*Requirements:* Exactly reproduce the entries, dropping any pictures from your copy.

>> begin Excerpted records

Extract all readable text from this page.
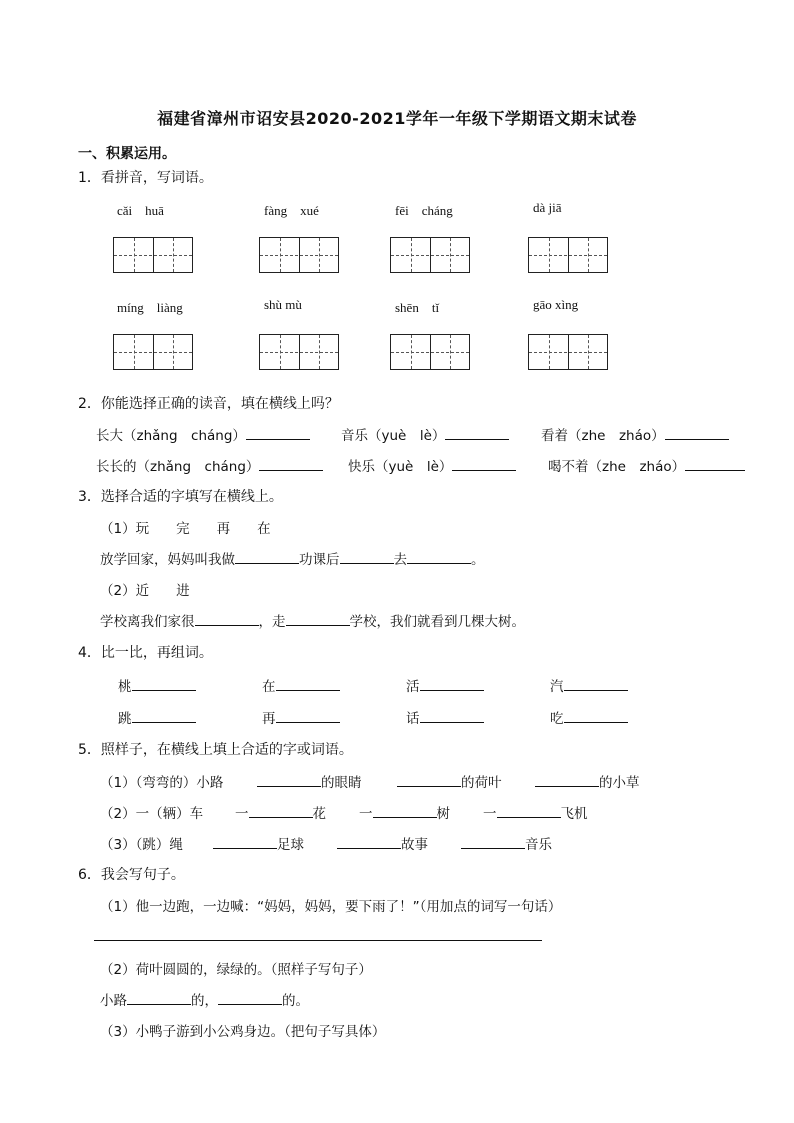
福建省漳州市诏安县2020-2021学年一年级下学期语文期末试卷
一、积累运用。
1．看拼音，写词语。
cǎi　huā	fàng　xué	fēi　cháng	dà jiā
míng　liàng	shù mù	shēn　tǐ	gāo xìng
2．你能选择正确的读音，填在横线上吗？
长大（zhǎng　cháng）	音乐（yuè　lè）	看着（zhe　zháo）
长长的（zhǎng　cháng）	快乐（yuè　lè）	喝不着（zhe　zháo）
3．选择合适的字填写在横线上。
（1）玩　　完　　再　　在
放学回家，妈妈叫我做	功课后	去	。
（2）近　　进
学校离我们家很	，走	学校，我们就看到几棵大树。
4．比一比，再组词。
桃	在	活	汽
跳	再	话	吃
5．照样子，在横线上填上合适的字或词语。
（1）（弯弯的）小路	的眼睛	的荷叶	的小草
（2）一（辆）车 一	花 一	树 一	飞机
（3）（跳）绳	足球	故事	音乐
6．我会写句子。
（1）他一边跑，一边喊：“妈妈，妈妈，要下雨了！”（用加点的词写一句话）
（2）荷叶圆圆的，绿绿的。（照样子写句子）
小路	的，	的。
（3）小鸭子游到小公鸡身边。（把句子写具体）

>> end Excerpted records

*Response to this task:*
Extract all readable text from this page.
福建省漳州市诏安县2020-2021学年一年级下学期语文期末试卷
一、积累运用。
1．看拼音，写词语。
cǎi　huā	fàng　xué	fēi　cháng	dà jiā
míng　liàng	shù mù	shēn　tǐ	gāo xìng
2．你能选择正确的读音，填在横线上吗？
长大（zhǎng　cháng）	音乐（yuè　lè）	看着（zhe　zháo）
长长的（zhǎng　cháng）	快乐（yuè　lè）	喝不着（zhe　zháo）
3．选择合适的字填写在横线上。
（1）玩　　完　　再　　在
放学回家，妈妈叫我做	功课后	去	。
（2）近　　进
学校离我们家很	，走	学校，我们就看到几棵大树。
4．比一比，再组词。
桃	在	活	汽
跳	再	话	吃
5．照样子，在横线上填上合适的字或词语。
（1）（弯弯的）小路	的眼睛	的荷叶	的小草
（2）一（辆）车 一	花 一	树 一	飞机
（3）（跳）绳	足球	故事	音乐
6．我会写句子。
（1）他一边跑，一边喊：“妈妈，妈妈，要下雨了！”（用加点的词写一句话）
（2）荷叶圆圆的，绿绿的。（照样子写句子）
小路	的，	的。
（3）小鸭子游到小公鸡身边。（把句子写具体）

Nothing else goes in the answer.